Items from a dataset

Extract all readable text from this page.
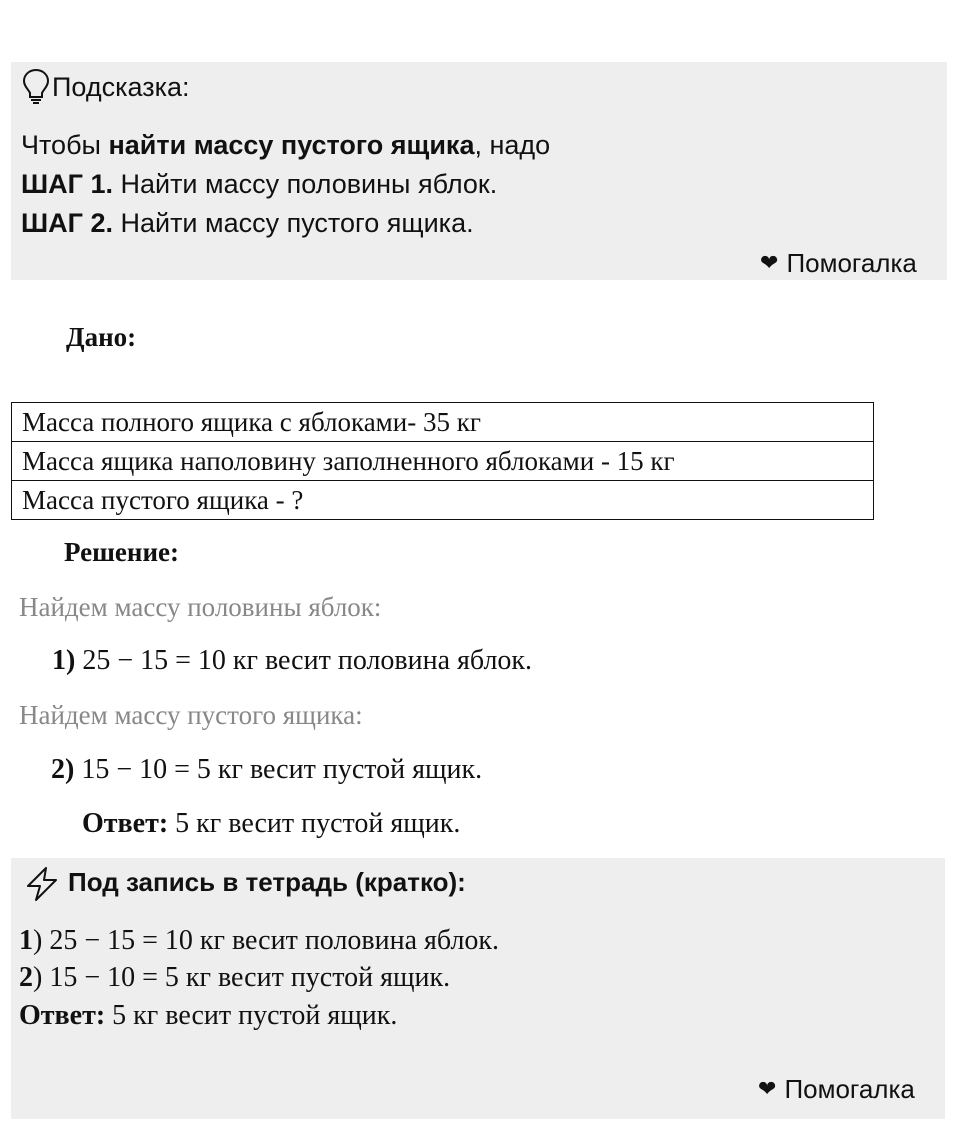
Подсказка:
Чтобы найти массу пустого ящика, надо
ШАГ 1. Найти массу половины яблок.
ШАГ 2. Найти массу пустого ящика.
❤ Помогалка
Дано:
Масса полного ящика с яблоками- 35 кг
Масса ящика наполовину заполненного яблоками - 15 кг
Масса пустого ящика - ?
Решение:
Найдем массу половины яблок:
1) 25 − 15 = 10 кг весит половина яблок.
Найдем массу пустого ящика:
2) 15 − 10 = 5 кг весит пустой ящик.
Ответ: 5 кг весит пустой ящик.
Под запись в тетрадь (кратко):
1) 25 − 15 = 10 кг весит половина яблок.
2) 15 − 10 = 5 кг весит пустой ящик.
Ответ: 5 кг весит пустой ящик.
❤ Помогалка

...

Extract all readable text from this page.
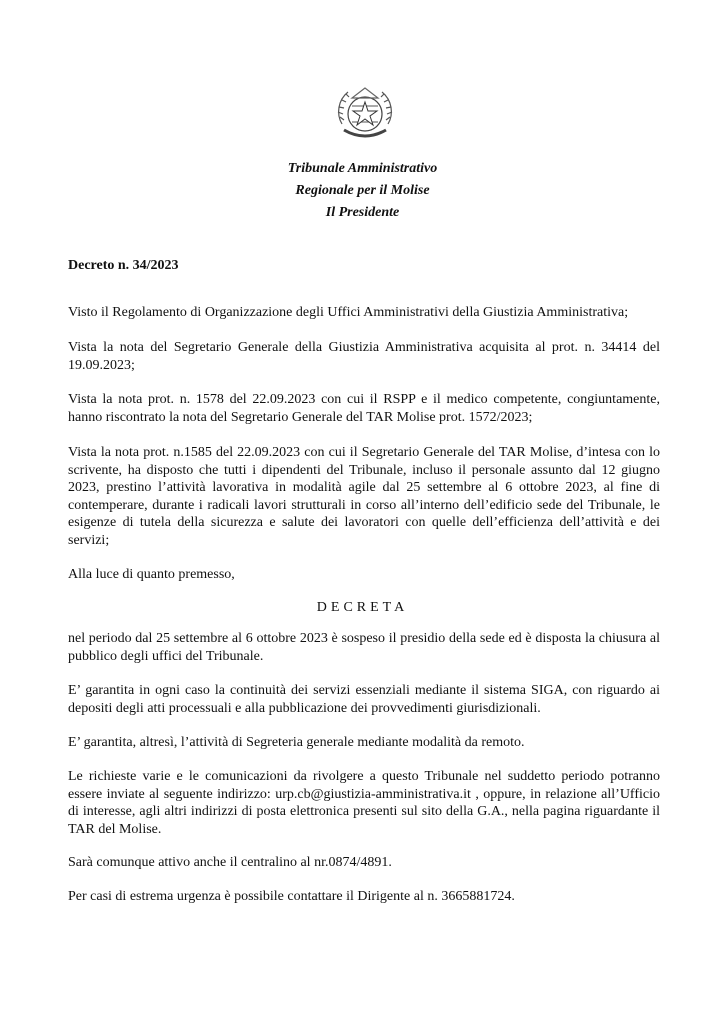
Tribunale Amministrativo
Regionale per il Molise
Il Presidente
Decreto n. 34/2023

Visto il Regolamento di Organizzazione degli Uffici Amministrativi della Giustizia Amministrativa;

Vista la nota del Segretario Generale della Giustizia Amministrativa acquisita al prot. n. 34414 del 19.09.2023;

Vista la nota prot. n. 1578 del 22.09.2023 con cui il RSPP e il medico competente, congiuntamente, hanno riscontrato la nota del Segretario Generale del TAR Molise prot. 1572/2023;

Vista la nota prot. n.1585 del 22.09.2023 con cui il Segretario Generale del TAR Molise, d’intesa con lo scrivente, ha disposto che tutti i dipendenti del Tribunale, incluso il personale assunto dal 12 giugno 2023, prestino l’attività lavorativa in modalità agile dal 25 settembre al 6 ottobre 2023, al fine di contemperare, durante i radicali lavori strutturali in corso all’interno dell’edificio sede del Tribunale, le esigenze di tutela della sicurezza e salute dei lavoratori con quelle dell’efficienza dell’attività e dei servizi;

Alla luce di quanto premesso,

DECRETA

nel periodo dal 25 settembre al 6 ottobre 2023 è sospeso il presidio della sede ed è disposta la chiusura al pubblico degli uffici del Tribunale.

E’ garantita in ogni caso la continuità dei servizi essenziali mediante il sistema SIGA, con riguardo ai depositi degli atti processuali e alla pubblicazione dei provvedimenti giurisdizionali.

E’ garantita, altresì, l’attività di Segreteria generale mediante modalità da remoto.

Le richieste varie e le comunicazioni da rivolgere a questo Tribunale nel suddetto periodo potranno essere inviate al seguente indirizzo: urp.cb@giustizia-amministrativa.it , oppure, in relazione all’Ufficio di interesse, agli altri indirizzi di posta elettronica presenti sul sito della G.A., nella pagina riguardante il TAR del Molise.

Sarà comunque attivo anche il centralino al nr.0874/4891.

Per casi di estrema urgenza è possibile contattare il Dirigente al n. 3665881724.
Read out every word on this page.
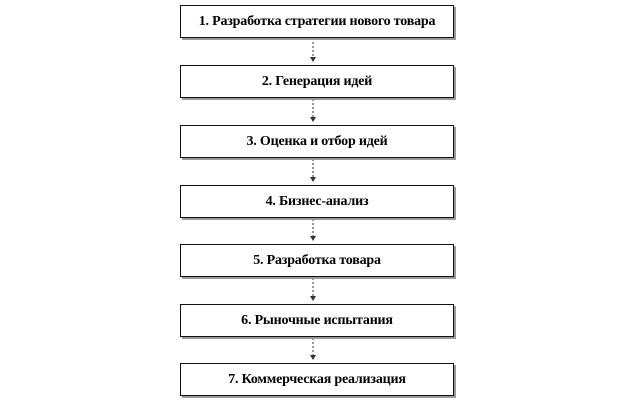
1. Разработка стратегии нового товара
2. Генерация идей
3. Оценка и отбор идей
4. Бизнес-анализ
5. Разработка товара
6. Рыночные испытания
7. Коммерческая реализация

* * *

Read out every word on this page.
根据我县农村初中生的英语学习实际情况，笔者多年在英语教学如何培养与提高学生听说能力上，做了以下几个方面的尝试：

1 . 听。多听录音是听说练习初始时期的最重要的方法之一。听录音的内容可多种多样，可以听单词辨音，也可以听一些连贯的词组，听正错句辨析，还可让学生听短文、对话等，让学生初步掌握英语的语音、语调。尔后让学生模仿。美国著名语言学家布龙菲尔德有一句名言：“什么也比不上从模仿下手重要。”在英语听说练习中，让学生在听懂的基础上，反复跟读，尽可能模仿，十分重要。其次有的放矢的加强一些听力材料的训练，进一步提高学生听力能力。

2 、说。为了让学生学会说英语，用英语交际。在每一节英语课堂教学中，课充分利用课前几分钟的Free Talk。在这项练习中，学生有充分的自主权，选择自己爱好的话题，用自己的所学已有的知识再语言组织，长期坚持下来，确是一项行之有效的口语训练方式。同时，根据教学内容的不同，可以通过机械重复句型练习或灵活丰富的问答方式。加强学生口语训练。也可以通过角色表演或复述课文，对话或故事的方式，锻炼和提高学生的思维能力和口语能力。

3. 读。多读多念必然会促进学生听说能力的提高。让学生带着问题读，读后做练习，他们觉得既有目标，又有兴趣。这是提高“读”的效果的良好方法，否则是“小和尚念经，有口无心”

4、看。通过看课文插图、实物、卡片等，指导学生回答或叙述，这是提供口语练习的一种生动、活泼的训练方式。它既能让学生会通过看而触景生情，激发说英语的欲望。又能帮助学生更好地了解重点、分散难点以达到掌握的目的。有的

Requirements
Report how many lines in the records above contain the word "яблоками", giving only the number.

Result below
2